--- THE REQUEST ---
List every line of the records below that contains the string "counter".

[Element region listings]

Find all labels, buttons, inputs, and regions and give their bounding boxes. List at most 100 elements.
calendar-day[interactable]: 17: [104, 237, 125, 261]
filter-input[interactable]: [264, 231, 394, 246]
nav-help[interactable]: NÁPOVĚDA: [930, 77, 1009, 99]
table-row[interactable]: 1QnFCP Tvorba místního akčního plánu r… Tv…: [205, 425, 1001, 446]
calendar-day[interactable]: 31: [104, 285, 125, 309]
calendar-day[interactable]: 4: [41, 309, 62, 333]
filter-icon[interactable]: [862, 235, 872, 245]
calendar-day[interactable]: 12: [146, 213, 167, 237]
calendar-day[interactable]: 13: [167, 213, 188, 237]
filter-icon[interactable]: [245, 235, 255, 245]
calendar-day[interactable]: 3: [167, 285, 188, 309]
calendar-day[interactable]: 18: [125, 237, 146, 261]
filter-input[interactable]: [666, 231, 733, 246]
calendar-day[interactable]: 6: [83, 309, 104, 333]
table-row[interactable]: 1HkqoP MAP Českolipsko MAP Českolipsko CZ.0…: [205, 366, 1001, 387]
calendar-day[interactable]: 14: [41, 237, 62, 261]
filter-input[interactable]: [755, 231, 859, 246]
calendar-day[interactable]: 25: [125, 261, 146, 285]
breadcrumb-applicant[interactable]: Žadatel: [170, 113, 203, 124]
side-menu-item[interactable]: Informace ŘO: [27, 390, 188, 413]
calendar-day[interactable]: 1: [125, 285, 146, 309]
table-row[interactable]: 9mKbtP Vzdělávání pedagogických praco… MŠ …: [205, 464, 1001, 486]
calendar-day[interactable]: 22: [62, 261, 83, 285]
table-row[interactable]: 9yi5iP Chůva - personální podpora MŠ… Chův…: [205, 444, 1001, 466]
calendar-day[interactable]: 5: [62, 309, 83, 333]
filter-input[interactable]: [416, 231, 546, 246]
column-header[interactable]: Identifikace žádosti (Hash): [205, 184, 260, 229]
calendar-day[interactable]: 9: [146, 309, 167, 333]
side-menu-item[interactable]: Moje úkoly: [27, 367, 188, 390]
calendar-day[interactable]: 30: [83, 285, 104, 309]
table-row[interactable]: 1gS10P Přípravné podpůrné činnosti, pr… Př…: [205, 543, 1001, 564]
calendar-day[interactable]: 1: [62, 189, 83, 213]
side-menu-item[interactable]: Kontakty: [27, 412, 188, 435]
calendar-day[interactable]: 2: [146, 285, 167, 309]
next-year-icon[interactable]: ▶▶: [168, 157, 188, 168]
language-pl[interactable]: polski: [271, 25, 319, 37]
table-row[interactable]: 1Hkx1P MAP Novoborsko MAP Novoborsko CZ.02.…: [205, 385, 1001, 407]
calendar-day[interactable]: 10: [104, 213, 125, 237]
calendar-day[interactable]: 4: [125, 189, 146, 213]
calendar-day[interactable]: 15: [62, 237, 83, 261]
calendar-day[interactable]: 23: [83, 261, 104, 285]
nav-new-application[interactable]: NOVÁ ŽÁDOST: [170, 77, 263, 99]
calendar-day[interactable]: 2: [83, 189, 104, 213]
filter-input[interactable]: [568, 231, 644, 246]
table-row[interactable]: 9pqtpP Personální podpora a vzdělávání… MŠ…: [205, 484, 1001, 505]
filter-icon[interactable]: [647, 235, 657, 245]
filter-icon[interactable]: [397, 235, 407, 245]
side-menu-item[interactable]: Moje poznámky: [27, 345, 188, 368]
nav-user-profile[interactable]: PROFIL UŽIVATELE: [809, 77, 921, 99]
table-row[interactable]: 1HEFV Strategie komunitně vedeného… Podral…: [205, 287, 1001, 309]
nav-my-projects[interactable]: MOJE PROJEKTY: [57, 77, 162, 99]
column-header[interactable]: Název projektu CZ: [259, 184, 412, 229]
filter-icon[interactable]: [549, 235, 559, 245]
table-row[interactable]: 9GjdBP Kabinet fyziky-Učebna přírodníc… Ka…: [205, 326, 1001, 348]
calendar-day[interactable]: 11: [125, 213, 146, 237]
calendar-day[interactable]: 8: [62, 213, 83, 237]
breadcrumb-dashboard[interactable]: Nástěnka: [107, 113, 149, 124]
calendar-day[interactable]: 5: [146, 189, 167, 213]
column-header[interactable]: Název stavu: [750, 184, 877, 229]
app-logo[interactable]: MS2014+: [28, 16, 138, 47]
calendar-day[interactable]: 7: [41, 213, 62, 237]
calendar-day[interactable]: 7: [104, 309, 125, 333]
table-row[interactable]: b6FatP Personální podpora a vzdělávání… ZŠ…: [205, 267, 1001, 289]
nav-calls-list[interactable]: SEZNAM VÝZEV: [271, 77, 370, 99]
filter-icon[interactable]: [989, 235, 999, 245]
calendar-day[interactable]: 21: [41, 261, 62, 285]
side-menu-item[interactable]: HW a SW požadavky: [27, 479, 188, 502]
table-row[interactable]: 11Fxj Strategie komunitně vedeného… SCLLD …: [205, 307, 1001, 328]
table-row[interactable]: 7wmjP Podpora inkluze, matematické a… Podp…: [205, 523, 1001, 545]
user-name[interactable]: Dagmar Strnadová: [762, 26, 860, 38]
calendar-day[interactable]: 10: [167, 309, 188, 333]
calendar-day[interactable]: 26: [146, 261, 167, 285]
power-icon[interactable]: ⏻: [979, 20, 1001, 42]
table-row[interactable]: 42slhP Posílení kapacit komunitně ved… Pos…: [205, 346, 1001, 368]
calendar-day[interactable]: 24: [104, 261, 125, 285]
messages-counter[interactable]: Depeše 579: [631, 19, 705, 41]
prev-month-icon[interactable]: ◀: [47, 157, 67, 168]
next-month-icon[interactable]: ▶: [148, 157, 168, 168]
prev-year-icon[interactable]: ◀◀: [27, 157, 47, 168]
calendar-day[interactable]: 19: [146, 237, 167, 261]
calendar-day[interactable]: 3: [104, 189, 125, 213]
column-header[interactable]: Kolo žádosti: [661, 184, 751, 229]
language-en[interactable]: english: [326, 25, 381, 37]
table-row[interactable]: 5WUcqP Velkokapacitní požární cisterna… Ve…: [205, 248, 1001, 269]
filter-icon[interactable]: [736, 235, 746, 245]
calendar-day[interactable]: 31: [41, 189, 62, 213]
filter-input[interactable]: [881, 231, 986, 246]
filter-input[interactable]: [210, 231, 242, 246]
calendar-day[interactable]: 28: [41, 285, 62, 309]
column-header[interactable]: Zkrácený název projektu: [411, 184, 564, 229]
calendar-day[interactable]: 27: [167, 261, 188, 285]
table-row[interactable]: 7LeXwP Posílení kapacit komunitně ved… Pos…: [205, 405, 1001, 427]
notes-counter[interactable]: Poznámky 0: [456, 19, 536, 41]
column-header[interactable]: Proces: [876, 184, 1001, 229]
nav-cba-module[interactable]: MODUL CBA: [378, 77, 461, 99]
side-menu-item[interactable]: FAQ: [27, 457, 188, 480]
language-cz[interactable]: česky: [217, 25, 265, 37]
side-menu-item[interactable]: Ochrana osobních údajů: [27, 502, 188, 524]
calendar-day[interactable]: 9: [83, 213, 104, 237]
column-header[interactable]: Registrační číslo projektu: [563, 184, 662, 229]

--- EXERCISE SOLUTION ---
messages-counter[interactable]: Depeše 579: [631, 19, 705, 41]
notes-counter[interactable]: Poznámky 0: [456, 19, 536, 41]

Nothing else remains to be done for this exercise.